1.Zusammensetzung in der PG Dürrbachtal

Der Gemeinsame Ausschuss setzt sich wie folgt zusammen:

1.1 Geborene Mitglieder
Der (koordinierende) Pfarrer der Pfarreiengemeinschaft, - Pfarrer Helmut Rügamer
das haupt- und nebenberufliche pastorale Personal, - PA Frau Marion Mack

1.2 Entsandte Mitglieder (Delegierte)
In den Gemeinsamen Ausschuss entsenden die in der Pfarreiengemeinschaft zusammengeschlossenen Pfarreien und Kuratie. und Filialen eine festzulegende Anzahl von Vertretern / Vertreterinnen (mindestens ein/e Delegierte/r). In der Regel sind dies die Vorsitzenden und/oder stellvertretenden Vorsitzenden der jeweiligen Pfarrgemeinderäte. Die Delegation ist verbindlich, kann aber bei Verhinderung von einer Vertretung wahrgenommen werden. Aus Gründen der Arbeitsfähigkeit sollte das Gremium die Anzahl von 15 Mitgliedern nicht übersteigen.
☆ ☆ ☆ ☆
▶ **Aufgabe**: Schreiben Sie aus dem Text zur Zusammensetzung des Gemeinsamen Ausschusses den Abschnitt von „Der Gemeinsame Ausschuss“ bis „Entsandte Mitglieder (Delegierte)“ wortgetreu ab. Die Einträge stammen aus einer anderen Quelle.

Gespeicherte Einträge:
☆ ☆ ☆ ☆
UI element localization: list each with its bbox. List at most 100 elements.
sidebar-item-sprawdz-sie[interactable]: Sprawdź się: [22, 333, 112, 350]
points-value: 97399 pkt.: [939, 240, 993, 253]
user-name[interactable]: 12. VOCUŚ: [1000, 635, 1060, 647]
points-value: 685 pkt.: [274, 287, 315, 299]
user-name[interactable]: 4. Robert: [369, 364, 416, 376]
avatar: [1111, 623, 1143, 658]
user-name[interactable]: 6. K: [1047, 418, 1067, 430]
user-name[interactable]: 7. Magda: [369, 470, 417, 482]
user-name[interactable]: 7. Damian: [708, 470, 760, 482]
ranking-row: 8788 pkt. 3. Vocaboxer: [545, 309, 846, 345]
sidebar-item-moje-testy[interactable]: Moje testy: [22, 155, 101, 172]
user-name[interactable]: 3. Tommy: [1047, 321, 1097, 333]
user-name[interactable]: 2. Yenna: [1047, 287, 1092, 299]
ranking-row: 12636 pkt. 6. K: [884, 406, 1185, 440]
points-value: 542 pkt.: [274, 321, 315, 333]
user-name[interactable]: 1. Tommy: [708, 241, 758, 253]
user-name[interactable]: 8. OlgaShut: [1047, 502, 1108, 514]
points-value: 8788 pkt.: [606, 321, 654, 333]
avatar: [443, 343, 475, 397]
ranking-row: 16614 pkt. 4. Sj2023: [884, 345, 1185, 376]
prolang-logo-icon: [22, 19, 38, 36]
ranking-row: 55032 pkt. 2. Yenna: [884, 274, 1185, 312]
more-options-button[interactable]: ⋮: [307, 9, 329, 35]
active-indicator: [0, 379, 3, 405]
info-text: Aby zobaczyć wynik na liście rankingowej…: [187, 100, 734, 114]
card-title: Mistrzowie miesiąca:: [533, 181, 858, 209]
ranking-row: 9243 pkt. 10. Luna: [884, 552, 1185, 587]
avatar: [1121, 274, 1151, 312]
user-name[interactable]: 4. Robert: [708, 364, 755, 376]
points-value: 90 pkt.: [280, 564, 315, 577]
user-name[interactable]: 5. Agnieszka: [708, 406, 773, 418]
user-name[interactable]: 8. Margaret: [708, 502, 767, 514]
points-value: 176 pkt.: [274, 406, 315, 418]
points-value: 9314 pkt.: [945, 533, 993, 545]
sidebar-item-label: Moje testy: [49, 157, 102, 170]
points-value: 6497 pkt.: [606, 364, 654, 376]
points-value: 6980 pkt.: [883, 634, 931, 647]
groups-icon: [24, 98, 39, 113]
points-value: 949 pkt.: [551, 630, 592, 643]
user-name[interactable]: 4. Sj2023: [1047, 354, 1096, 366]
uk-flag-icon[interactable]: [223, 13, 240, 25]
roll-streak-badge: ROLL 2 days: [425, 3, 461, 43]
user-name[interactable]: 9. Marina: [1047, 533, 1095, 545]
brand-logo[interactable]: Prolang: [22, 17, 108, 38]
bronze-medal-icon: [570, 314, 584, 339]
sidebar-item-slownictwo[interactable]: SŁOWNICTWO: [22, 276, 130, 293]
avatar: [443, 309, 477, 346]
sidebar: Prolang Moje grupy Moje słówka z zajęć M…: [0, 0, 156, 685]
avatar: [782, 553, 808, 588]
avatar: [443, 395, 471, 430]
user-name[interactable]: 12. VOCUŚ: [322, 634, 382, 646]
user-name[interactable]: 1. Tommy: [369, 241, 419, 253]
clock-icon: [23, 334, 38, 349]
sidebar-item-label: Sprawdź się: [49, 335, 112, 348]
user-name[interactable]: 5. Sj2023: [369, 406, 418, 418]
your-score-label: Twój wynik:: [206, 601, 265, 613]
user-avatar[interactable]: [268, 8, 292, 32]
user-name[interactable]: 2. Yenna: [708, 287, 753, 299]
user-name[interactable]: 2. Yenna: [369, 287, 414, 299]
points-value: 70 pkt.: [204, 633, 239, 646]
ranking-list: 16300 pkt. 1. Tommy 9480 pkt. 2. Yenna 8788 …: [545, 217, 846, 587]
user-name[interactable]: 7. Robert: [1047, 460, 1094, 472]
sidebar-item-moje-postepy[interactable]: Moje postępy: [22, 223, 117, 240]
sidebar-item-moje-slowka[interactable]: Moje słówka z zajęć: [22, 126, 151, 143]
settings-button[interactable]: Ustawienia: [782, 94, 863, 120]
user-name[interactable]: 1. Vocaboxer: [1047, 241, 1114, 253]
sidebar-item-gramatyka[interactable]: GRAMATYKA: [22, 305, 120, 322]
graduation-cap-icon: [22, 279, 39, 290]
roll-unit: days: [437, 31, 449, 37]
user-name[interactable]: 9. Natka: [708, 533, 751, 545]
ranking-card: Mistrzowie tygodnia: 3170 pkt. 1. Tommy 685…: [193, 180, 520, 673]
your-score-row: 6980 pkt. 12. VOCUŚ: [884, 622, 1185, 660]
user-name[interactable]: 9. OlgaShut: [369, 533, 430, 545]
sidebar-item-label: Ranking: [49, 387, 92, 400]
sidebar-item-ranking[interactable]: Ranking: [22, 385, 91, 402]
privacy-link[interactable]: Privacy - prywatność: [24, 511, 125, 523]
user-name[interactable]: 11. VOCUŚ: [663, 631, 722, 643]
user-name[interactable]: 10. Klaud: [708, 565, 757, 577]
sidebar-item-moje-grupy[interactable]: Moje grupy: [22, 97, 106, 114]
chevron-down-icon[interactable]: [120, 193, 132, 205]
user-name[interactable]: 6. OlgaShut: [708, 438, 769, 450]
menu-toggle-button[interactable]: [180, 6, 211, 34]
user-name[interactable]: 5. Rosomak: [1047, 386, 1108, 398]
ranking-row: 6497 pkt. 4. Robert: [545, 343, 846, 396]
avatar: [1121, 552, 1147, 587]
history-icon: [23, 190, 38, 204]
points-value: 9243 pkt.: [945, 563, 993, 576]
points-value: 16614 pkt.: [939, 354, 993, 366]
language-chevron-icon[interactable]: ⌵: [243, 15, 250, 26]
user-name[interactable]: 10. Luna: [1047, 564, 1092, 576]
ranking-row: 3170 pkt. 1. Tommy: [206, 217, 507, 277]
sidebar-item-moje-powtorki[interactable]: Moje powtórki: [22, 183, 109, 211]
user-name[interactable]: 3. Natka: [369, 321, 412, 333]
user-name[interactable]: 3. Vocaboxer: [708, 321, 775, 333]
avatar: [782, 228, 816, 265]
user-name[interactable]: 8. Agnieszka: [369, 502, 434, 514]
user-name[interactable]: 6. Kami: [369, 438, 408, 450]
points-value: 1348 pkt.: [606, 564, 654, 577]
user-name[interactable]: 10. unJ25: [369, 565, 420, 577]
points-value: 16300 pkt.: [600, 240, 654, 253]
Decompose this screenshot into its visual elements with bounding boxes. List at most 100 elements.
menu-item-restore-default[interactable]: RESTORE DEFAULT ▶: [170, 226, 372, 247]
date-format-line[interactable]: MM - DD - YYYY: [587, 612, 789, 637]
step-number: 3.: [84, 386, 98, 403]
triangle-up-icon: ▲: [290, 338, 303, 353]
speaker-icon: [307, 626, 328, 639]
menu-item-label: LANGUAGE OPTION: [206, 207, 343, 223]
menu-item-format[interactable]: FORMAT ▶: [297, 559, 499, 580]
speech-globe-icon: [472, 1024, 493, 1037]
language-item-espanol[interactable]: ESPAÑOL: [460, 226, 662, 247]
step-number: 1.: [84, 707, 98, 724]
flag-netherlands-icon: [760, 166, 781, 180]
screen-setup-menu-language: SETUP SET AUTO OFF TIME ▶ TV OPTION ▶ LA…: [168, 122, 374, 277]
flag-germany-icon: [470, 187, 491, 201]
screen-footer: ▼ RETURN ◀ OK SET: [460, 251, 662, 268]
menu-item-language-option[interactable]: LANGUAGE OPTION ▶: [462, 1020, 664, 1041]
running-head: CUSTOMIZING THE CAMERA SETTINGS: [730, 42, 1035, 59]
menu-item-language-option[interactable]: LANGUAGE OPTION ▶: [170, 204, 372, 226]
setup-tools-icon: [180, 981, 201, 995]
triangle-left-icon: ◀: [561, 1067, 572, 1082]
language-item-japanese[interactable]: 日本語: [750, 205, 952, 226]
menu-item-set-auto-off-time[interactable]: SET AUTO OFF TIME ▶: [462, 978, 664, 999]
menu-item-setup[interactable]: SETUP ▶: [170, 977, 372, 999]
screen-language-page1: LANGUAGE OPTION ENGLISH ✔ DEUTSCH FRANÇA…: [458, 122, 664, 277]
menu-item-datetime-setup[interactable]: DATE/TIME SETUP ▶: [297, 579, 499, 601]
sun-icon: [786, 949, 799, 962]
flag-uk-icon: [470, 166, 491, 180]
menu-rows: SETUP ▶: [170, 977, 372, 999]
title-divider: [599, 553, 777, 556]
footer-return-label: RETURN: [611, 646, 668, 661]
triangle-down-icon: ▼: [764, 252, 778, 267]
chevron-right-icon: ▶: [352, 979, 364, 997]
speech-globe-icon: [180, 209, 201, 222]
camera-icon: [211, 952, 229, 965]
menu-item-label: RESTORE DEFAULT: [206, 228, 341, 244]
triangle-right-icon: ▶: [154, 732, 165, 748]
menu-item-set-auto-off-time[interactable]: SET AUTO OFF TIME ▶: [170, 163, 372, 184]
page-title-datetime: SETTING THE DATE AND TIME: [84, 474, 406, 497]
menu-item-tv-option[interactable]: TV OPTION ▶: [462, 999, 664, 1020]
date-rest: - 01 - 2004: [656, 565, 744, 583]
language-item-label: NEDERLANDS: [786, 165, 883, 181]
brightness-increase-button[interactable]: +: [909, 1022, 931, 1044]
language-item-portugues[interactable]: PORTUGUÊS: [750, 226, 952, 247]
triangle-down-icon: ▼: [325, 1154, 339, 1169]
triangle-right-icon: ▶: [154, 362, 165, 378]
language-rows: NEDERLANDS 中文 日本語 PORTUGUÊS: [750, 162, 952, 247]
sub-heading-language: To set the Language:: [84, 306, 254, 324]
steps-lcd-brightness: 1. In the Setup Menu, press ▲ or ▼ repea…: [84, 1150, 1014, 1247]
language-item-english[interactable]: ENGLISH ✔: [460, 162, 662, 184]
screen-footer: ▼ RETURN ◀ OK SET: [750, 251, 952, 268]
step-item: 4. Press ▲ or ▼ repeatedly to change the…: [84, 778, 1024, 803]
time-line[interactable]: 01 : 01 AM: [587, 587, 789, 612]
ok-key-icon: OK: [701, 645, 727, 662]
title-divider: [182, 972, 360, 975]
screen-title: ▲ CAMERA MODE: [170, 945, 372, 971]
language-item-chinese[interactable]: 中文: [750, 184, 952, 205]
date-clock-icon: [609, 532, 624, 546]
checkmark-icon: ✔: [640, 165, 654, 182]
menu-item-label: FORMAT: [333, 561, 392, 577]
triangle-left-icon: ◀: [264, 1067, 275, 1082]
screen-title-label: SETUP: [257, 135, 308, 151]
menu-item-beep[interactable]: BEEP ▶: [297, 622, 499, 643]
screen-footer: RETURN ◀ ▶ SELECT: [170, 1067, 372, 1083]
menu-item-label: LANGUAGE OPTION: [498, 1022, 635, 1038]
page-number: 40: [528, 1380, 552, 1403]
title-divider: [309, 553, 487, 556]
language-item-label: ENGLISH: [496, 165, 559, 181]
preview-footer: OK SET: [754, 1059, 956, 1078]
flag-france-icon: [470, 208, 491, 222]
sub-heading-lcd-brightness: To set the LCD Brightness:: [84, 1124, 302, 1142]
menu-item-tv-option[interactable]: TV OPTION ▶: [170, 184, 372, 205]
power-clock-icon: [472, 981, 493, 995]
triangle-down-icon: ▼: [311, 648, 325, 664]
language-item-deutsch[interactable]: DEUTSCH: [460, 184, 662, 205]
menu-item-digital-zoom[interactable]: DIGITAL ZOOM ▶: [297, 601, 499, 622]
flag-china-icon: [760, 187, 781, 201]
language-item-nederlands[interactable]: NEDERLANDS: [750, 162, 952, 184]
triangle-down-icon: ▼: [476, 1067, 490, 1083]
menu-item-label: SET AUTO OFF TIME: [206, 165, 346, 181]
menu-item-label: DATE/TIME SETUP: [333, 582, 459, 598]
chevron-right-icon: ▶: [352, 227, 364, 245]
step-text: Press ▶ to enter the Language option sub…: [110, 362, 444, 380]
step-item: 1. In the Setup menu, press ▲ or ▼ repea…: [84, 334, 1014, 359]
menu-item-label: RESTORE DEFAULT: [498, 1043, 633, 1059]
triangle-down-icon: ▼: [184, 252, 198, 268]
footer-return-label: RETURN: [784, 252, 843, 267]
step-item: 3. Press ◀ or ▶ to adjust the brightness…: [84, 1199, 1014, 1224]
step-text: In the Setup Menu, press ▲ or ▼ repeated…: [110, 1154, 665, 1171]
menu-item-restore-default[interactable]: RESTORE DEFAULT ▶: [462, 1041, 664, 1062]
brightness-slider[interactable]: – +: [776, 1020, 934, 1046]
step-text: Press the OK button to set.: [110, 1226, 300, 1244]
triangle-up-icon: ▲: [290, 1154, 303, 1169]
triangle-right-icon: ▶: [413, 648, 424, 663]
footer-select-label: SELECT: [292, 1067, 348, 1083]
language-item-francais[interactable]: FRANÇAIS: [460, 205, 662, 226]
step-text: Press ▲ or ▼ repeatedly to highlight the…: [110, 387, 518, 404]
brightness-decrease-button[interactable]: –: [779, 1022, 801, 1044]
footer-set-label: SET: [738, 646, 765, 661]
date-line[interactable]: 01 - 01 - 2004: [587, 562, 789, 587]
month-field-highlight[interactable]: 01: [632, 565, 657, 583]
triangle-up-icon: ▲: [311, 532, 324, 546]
☆ ☆ ☆ ☆
▶ **Lösung**:
Der Gemeinsame Ausschuss setzt sich wie folgt zusammen:

1.1 Geborene Mitglieder
Der (koordinierende) Pfarrer der Pfarreiengemeinschaft, - Pfarrer Helmut Rügamer
das haupt- und nebenberufliche pastorale Personal, - PA Frau Marion Mack

1.2 Entsandte Mitglieder (Delegierte)